◆ Goal:
Please give the listing again, word for word, with nothing left out.
** START OF Information given **
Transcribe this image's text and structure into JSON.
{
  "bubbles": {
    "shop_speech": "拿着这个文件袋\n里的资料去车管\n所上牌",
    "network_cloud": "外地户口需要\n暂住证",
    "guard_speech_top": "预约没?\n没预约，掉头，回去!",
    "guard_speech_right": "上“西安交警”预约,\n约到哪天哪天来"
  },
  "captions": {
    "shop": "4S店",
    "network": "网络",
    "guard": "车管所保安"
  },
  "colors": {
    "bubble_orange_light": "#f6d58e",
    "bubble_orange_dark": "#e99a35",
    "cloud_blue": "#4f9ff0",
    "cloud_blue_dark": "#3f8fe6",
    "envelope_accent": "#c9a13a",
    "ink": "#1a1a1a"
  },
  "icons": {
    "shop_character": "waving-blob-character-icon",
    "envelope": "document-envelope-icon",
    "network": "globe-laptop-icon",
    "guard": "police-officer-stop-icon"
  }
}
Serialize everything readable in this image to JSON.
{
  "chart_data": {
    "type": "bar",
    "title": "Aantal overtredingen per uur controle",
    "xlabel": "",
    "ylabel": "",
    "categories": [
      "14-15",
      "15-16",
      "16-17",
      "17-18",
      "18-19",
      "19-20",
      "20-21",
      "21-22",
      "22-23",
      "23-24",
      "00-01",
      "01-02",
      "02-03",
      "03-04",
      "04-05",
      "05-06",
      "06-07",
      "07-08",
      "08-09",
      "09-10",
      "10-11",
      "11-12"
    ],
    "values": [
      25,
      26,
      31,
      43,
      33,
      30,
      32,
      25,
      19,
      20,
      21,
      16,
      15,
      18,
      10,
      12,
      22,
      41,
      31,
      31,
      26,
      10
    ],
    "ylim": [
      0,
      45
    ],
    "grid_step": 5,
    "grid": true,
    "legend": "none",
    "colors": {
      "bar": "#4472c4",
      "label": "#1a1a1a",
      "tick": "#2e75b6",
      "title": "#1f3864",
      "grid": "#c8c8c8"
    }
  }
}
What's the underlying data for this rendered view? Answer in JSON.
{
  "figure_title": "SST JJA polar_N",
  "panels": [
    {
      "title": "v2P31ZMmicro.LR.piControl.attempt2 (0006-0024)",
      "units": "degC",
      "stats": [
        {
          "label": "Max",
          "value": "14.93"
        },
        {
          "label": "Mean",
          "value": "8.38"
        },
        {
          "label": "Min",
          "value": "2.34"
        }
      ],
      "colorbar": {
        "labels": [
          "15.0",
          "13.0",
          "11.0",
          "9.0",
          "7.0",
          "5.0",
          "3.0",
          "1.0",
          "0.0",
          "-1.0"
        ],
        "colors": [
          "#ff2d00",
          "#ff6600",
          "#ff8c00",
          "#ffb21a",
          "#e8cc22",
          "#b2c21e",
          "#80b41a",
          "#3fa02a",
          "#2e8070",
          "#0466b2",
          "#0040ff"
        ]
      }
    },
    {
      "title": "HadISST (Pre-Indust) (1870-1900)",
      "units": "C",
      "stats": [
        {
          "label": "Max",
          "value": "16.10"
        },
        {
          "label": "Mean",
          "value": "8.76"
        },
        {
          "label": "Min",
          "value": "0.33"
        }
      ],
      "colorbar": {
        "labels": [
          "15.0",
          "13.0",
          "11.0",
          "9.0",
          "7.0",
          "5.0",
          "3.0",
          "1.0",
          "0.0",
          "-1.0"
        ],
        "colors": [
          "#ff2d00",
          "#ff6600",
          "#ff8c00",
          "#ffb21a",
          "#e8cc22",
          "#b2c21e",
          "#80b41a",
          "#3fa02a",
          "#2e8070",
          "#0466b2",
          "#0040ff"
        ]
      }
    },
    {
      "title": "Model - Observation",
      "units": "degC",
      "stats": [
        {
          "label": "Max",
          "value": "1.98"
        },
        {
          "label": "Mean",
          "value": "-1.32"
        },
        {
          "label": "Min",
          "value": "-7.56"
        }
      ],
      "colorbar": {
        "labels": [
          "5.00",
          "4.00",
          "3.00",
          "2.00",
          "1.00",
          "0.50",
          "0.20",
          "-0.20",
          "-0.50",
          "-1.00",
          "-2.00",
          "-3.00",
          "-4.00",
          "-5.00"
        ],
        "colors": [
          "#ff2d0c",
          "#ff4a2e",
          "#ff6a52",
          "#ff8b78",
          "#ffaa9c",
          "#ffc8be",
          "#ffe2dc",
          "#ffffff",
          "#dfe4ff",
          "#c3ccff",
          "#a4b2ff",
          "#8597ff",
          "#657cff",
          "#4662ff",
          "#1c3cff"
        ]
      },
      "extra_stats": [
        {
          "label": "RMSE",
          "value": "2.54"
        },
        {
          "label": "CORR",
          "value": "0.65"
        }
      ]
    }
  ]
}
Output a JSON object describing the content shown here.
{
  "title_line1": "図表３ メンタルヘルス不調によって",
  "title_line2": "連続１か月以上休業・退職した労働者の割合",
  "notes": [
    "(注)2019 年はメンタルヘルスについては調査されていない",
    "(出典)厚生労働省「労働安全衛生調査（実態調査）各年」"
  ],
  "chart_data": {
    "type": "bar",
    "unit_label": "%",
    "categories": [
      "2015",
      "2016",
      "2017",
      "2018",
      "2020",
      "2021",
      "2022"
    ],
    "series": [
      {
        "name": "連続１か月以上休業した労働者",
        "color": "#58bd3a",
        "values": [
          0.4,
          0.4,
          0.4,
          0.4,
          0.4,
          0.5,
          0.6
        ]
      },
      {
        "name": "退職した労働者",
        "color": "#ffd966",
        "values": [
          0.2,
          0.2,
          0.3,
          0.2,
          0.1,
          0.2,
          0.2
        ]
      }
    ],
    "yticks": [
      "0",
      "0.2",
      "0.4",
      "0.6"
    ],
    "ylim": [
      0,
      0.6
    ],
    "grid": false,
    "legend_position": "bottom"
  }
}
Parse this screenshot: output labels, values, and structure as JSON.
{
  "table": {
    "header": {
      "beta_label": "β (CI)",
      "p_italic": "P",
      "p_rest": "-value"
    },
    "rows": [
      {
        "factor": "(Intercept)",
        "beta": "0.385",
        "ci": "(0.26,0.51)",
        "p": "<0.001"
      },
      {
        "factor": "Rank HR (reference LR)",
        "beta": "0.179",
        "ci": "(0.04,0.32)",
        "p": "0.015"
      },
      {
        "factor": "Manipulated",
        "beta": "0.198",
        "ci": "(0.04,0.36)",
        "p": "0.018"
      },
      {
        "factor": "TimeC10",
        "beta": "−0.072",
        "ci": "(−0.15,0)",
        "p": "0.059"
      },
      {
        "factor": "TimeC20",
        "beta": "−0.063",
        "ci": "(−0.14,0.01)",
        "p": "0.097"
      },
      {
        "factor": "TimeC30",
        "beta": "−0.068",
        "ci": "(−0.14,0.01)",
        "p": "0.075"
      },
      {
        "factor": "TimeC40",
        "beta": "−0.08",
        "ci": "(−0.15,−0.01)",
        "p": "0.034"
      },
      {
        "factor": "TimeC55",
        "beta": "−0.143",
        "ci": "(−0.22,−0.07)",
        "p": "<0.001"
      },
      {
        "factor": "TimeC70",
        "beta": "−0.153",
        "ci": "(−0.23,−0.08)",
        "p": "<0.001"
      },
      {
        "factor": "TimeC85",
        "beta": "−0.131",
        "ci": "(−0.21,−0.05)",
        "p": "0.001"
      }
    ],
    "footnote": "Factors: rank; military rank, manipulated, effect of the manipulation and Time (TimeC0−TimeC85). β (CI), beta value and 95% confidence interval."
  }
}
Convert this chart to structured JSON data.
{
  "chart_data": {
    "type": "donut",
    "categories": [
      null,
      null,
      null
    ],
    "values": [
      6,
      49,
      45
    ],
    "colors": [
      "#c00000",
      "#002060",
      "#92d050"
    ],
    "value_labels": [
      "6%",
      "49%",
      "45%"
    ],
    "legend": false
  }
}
** END OF Information given **
◆ Answer below:
Transcribe this image's text and structure into JSON.
{
  "bubbles": {
    "shop_speech": "拿着这个文件袋\n里的资料去车管\n所上牌",
    "network_cloud": "外地户口需要\n暂住证",
    "guard_speech_top": "预约没?\n没预约，掉头，回去!",
    "guard_speech_right": "上“西安交警”预约,\n约到哪天哪天来"
  },
  "captions": {
    "shop": "4S店",
    "network": "网络",
    "guard": "车管所保安"
  },
  "colors": {
    "bubble_orange_light": "#f6d58e",
    "bubble_orange_dark": "#e99a35",
    "cloud_blue": "#4f9ff0",
    "cloud_blue_dark": "#3f8fe6",
    "envelope_accent": "#c9a13a",
    "ink": "#1a1a1a"
  },
  "icons": {
    "shop_character": "waving-blob-character-icon",
    "envelope": "document-envelope-icon",
    "network": "globe-laptop-icon",
    "guard": "police-officer-stop-icon"
  }
}
Serialize everything readable in this image to JSON.
{
  "chart_data": {
    "type": "bar",
    "title": "Aantal overtredingen per uur controle",
    "xlabel": "",
    "ylabel": "",
    "categories": [
      "14-15",
      "15-16",
      "16-17",
      "17-18",
      "18-19",
      "19-20",
      "20-21",
      "21-22",
      "22-23",
      "23-24",
      "00-01",
      "01-02",
      "02-03",
      "03-04",
      "04-05",
      "05-06",
      "06-07",
      "07-08",
      "08-09",
      "09-10",
      "10-11",
      "11-12"
    ],
    "values": [
      25,
      26,
      31,
      43,
      33,
      30,
      32,
      25,
      19,
      20,
      21,
      16,
      15,
      18,
      10,
      12,
      22,
      41,
      31,
      31,
      26,
      10
    ],
    "ylim": [
      0,
      45
    ],
    "grid_step": 5,
    "grid": true,
    "legend": "none",
    "colors": {
      "bar": "#4472c4",
      "label": "#1a1a1a",
      "tick": "#2e75b6",
      "title": "#1f3864",
      "grid": "#c8c8c8"
    }
  }
}
What's the underlying data for this rendered view? Answer in JSON.
{
  "figure_title": "SST JJA polar_N",
  "panels": [
    {
      "title": "v2P31ZMmicro.LR.piControl.attempt2 (0006-0024)",
      "units": "degC",
      "stats": [
        {
          "label": "Max",
          "value": "14.93"
        },
        {
          "label": "Mean",
          "value": "8.38"
        },
        {
          "label": "Min",
          "value": "2.34"
        }
      ],
      "colorbar": {
        "labels": [
          "15.0",
          "13.0",
          "11.0",
          "9.0",
          "7.0",
          "5.0",
          "3.0",
          "1.0",
          "0.0",
          "-1.0"
        ],
        "colors": [
          "#ff2d00",
          "#ff6600",
          "#ff8c00",
          "#ffb21a",
          "#e8cc22",
          "#b2c21e",
          "#80b41a",
          "#3fa02a",
          "#2e8070",
          "#0466b2",
          "#0040ff"
        ]
      }
    },
    {
      "title": "HadISST (Pre-Indust) (1870-1900)",
      "units": "C",
      "stats": [
        {
          "label": "Max",
          "value": "16.10"
        },
        {
          "label": "Mean",
          "value": "8.76"
        },
        {
          "label": "Min",
          "value": "0.33"
        }
      ],
      "colorbar": {
        "labels": [
          "15.0",
          "13.0",
          "11.0",
          "9.0",
          "7.0",
          "5.0",
          "3.0",
          "1.0",
          "0.0",
          "-1.0"
        ],
        "colors": [
          "#ff2d00",
          "#ff6600",
          "#ff8c00",
          "#ffb21a",
          "#e8cc22",
          "#b2c21e",
          "#80b41a",
          "#3fa02a",
          "#2e8070",
          "#0466b2",
          "#0040ff"
        ]
      }
    },
    {
      "title": "Model - Observation",
      "units": "degC",
      "stats": [
        {
          "label": "Max",
          "value": "1.98"
        },
        {
          "label": "Mean",
          "value": "-1.32"
        },
        {
          "label": "Min",
          "value": "-7.56"
        }
      ],
      "colorbar": {
        "labels": [
          "5.00",
          "4.00",
          "3.00",
          "2.00",
          "1.00",
          "0.50",
          "0.20",
          "-0.20",
          "-0.50",
          "-1.00",
          "-2.00",
          "-3.00",
          "-4.00",
          "-5.00"
        ],
        "colors": [
          "#ff2d0c",
          "#ff4a2e",
          "#ff6a52",
          "#ff8b78",
          "#ffaa9c",
          "#ffc8be",
          "#ffe2dc",
          "#ffffff",
          "#dfe4ff",
          "#c3ccff",
          "#a4b2ff",
          "#8597ff",
          "#657cff",
          "#4662ff",
          "#1c3cff"
        ]
      },
      "extra_stats": [
        {
          "label": "RMSE",
          "value": "2.54"
        },
        {
          "label": "CORR",
          "value": "0.65"
        }
      ]
    }
  ]
}
Output a JSON object describing the content shown here.
{
  "title_line1": "図表３ メンタルヘルス不調によって",
  "title_line2": "連続１か月以上休業・退職した労働者の割合",
  "notes": [
    "(注)2019 年はメンタルヘルスについては調査されていない",
    "(出典)厚生労働省「労働安全衛生調査（実態調査）各年」"
  ],
  "chart_data": {
    "type": "bar",
    "unit_label": "%",
    "categories": [
      "2015",
      "2016",
      "2017",
      "2018",
      "2020",
      "2021",
      "2022"
    ],
    "series": [
      {
        "name": "連続１か月以上休業した労働者",
        "color": "#58bd3a",
        "values": [
          0.4,
          0.4,
          0.4,
          0.4,
          0.4,
          0.5,
          0.6
        ]
      },
      {
        "name": "退職した労働者",
        "color": "#ffd966",
        "values": [
          0.2,
          0.2,
          0.3,
          0.2,
          0.1,
          0.2,
          0.2
        ]
      }
    ],
    "yticks": [
      "0",
      "0.2",
      "0.4",
      "0.6"
    ],
    "ylim": [
      0,
      0.6
    ],
    "grid": false,
    "legend_position": "bottom"
  }
}
Parse this screenshot: output labels, values, and structure as JSON.
{
  "table": {
    "header": {
      "beta_label": "β (CI)",
      "p_italic": "P",
      "p_rest": "-value"
    },
    "rows": [
      {
        "factor": "(Intercept)",
        "beta": "0.385",
        "ci": "(0.26,0.51)",
        "p": "<0.001"
      },
      {
        "factor": "Rank HR (reference LR)",
        "beta": "0.179",
        "ci": "(0.04,0.32)",
        "p": "0.015"
      },
      {
        "factor": "Manipulated",
        "beta": "0.198",
        "ci": "(0.04,0.36)",
        "p": "0.018"
      },
      {
        "factor": "TimeC10",
        "beta": "−0.072",
        "ci": "(−0.15,0)",
        "p": "0.059"
      },
      {
        "factor": "TimeC20",
        "beta": "−0.063",
        "ci": "(−0.14,0.01)",
        "p": "0.097"
      },
      {
        "factor": "TimeC30",
        "beta": "−0.068",
        "ci": "(−0.14,0.01)",
        "p": "0.075"
      },
      {
        "factor": "TimeC40",
        "beta": "−0.08",
        "ci": "(−0.15,−0.01)",
        "p": "0.034"
      },
      {
        "factor": "TimeC55",
        "beta": "−0.143",
        "ci": "(−0.22,−0.07)",
        "p": "<0.001"
      },
      {
        "factor": "TimeC70",
        "beta": "−0.153",
        "ci": "(−0.23,−0.08)",
        "p": "<0.001"
      },
      {
        "factor": "TimeC85",
        "beta": "−0.131",
        "ci": "(−0.21,−0.05)",
        "p": "0.001"
      }
    ],
    "footnote": "Factors: rank; military rank, manipulated, effect of the manipulation and Time (TimeC0−TimeC85). β (CI), beta value and 95% confidence interval."
  }
}
Convert this chart to structured JSON data.
{
  "chart_data": {
    "type": "donut",
    "categories": [
      null,
      null,
      null
    ],
    "values": [
      6,
      49,
      45
    ],
    "colors": [
      "#c00000",
      "#002060",
      "#92d050"
    ],
    "value_labels": [
      "6%",
      "49%",
      "45%"
    ],
    "legend": false
  }
}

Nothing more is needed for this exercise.